begin Recorded information
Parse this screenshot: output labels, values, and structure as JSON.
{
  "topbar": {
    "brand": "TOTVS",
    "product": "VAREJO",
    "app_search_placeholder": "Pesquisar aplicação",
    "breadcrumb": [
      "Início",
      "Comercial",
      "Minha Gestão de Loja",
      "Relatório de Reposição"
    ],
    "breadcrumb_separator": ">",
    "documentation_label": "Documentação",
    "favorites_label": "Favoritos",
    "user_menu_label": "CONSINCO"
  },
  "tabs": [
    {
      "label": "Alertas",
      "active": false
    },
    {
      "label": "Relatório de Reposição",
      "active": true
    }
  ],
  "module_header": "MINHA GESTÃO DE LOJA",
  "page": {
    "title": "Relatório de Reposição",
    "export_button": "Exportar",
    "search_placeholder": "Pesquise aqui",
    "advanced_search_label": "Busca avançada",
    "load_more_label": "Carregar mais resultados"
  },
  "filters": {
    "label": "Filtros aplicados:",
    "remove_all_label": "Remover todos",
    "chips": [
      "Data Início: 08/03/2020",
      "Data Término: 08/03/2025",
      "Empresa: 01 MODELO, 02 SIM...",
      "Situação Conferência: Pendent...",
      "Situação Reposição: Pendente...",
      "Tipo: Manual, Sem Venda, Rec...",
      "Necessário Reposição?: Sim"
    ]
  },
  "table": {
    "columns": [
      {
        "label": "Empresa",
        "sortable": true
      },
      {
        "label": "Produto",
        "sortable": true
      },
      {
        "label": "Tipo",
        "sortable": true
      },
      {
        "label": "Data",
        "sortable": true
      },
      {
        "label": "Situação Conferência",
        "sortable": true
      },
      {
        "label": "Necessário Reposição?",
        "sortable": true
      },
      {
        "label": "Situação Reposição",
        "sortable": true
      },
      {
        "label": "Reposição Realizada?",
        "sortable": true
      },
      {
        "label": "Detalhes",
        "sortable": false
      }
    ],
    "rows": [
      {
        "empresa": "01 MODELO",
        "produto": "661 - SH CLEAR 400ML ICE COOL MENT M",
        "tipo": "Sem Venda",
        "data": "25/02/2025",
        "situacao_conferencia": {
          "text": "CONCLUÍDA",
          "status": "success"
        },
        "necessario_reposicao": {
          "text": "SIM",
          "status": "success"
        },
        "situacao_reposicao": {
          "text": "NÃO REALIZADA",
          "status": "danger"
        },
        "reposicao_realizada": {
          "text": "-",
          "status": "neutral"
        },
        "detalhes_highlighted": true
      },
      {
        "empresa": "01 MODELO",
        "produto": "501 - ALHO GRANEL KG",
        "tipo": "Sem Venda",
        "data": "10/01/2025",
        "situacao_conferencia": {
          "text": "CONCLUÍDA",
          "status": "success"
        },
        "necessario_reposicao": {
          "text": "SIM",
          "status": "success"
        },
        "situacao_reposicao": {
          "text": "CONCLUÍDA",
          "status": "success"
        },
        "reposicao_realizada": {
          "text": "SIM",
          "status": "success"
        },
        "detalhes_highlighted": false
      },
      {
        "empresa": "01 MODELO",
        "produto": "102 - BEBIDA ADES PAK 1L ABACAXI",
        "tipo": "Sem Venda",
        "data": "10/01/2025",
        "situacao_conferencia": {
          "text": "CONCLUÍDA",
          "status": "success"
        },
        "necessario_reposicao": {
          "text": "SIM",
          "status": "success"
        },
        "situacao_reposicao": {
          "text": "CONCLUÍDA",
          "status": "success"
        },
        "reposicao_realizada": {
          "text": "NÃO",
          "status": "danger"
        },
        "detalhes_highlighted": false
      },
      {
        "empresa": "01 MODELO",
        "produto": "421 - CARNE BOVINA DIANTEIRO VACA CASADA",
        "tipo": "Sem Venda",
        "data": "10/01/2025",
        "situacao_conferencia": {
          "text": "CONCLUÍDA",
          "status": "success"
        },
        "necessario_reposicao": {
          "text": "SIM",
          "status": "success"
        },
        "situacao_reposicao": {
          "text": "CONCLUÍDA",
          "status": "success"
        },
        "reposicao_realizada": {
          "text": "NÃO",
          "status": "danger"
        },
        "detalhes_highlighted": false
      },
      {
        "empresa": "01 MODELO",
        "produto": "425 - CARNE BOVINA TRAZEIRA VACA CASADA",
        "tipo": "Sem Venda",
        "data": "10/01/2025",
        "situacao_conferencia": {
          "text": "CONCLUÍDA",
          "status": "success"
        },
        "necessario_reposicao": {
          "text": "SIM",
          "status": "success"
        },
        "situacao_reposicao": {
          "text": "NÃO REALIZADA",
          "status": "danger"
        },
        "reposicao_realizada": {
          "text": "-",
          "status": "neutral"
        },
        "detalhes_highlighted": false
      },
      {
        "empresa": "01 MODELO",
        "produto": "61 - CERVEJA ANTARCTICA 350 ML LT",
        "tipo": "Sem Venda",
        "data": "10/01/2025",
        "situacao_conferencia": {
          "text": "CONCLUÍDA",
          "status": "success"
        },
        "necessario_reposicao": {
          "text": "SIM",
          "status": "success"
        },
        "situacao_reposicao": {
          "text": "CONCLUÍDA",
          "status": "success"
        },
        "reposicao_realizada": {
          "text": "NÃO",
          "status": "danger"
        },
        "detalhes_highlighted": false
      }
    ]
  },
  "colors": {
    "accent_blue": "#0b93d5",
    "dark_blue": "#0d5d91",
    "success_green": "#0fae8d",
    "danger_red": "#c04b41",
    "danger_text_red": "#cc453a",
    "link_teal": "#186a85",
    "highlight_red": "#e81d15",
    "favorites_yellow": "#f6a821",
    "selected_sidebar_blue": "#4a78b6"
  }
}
end Recorded information
Repeat all of the records above exactly as they appear.

Parse this screenshot: output labels, values, and structure as JSON.
{
  "topbar": {
    "brand": "TOTVS",
    "product": "VAREJO",
    "app_search_placeholder": "Pesquisar aplicação",
    "breadcrumb": [
      "Início",
      "Comercial",
      "Minha Gestão de Loja",
      "Relatório de Reposição"
    ],
    "breadcrumb_separator": ">",
    "documentation_label": "Documentação",
    "favorites_label": "Favoritos",
    "user_menu_label": "CONSINCO"
  },
  "tabs": [
    {
      "label": "Alertas",
      "active": false
    },
    {
      "label": "Relatório de Reposição",
      "active": true
    }
  ],
  "module_header": "MINHA GESTÃO DE LOJA",
  "page": {
    "title": "Relatório de Reposição",
    "export_button": "Exportar",
    "search_placeholder": "Pesquise aqui",
    "advanced_search_label": "Busca avançada",
    "load_more_label": "Carregar mais resultados"
  },
  "filters": {
    "label": "Filtros aplicados:",
    "remove_all_label": "Remover todos",
    "chips": [
      "Data Início: 08/03/2020",
      "Data Término: 08/03/2025",
      "Empresa: 01 MODELO, 02 SIM...",
      "Situação Conferência: Pendent...",
      "Situação Reposição: Pendente...",
      "Tipo: Manual, Sem Venda, Rec...",
      "Necessário Reposição?: Sim"
    ]
  },
  "table": {
    "columns": [
      {
        "label": "Empresa",
        "sortable": true
      },
      {
        "label": "Produto",
        "sortable": true
      },
      {
        "label": "Tipo",
        "sortable": true
      },
      {
        "label": "Data",
        "sortable": true
      },
      {
        "label": "Situação Conferência",
        "sortable": true
      },
      {
        "label": "Necessário Reposição?",
        "sortable": true
      },
      {
        "label": "Situação Reposição",
        "sortable": true
      },
      {
        "label": "Reposição Realizada?",
        "sortable": true
      },
      {
        "label": "Detalhes",
        "sortable": false
      }
    ],
    "rows": [
      {
        "empresa": "01 MODELO",
        "produto": "661 - SH CLEAR 400ML ICE COOL MENT M",
        "tipo": "Sem Venda",
        "data": "25/02/2025",
        "situacao_conferencia": {
          "text": "CONCLUÍDA",
          "status": "success"
        },
        "necessario_reposicao": {
          "text": "SIM",
          "status": "success"
        },
        "situacao_reposicao": {
          "text": "NÃO REALIZADA",
          "status": "danger"
        },
        "reposicao_realizada": {
          "text": "-",
          "status": "neutral"
        },
        "detalhes_highlighted": true
      },
      {
        "empresa": "01 MODELO",
        "produto": "501 - ALHO GRANEL KG",
        "tipo": "Sem Venda",
        "data": "10/01/2025",
        "situacao_conferencia": {
          "text": "CONCLUÍDA",
          "status": "success"
        },
        "necessario_reposicao": {
          "text": "SIM",
          "status": "success"
        },
        "situacao_reposicao": {
          "text": "CONCLUÍDA",
          "status": "success"
        },
        "reposicao_realizada": {
          "text": "SIM",
          "status": "success"
        },
        "detalhes_highlighted": false
      },
      {
        "empresa": "01 MODELO",
        "produto": "102 - BEBIDA ADES PAK 1L ABACAXI",
        "tipo": "Sem Venda",
        "data": "10/01/2025",
        "situacao_conferencia": {
          "text": "CONCLUÍDA",
          "status": "success"
        },
        "necessario_reposicao": {
          "text": "SIM",
          "status": "success"
        },
        "situacao_reposicao": {
          "text": "CONCLUÍDA",
          "status": "success"
        },
        "reposicao_realizada": {
          "text": "NÃO",
          "status": "danger"
        },
        "detalhes_highlighted": false
      },
      {
        "empresa": "01 MODELO",
        "produto": "421 - CARNE BOVINA DIANTEIRO VACA CASADA",
        "tipo": "Sem Venda",
        "data": "10/01/2025",
        "situacao_conferencia": {
          "text": "CONCLUÍDA",
          "status": "success"
        },
        "necessario_reposicao": {
          "text": "SIM",
          "status": "success"
        },
        "situacao_reposicao": {
          "text": "CONCLUÍDA",
          "status": "success"
        },
        "reposicao_realizada": {
          "text": "NÃO",
          "status": "danger"
        },
        "detalhes_highlighted": false
      },
      {
        "empresa": "01 MODELO",
        "produto": "425 - CARNE BOVINA TRAZEIRA VACA CASADA",
        "tipo": "Sem Venda",
        "data": "10/01/2025",
        "situacao_conferencia": {
          "text": "CONCLUÍDA",
          "status": "success"
        },
        "necessario_reposicao": {
          "text": "SIM",
          "status": "success"
        },
        "situacao_reposicao": {
          "text": "NÃO REALIZADA",
          "status": "danger"
        },
        "reposicao_realizada": {
          "text": "-",
          "status": "neutral"
        },
        "detalhes_highlighted": false
      },
      {
        "empresa": "01 MODELO",
        "produto": "61 - CERVEJA ANTARCTICA 350 ML LT",
        "tipo": "Sem Venda",
        "data": "10/01/2025",
        "situacao_conferencia": {
          "text": "CONCLUÍDA",
          "status": "success"
        },
        "necessario_reposicao": {
          "text": "SIM",
          "status": "success"
        },
        "situacao_reposicao": {
          "text": "CONCLUÍDA",
          "status": "success"
        },
        "reposicao_realizada": {
          "text": "NÃO",
          "status": "danger"
        },
        "detalhes_highlighted": false
      }
    ]
  },
  "colors": {
    "accent_blue": "#0b93d5",
    "dark_blue": "#0d5d91",
    "success_green": "#0fae8d",
    "danger_red": "#c04b41",
    "danger_text_red": "#cc453a",
    "link_teal": "#186a85",
    "highlight_red": "#e81d15",
    "favorites_yellow": "#f6a821",
    "selected_sidebar_blue": "#4a78b6"
  }
}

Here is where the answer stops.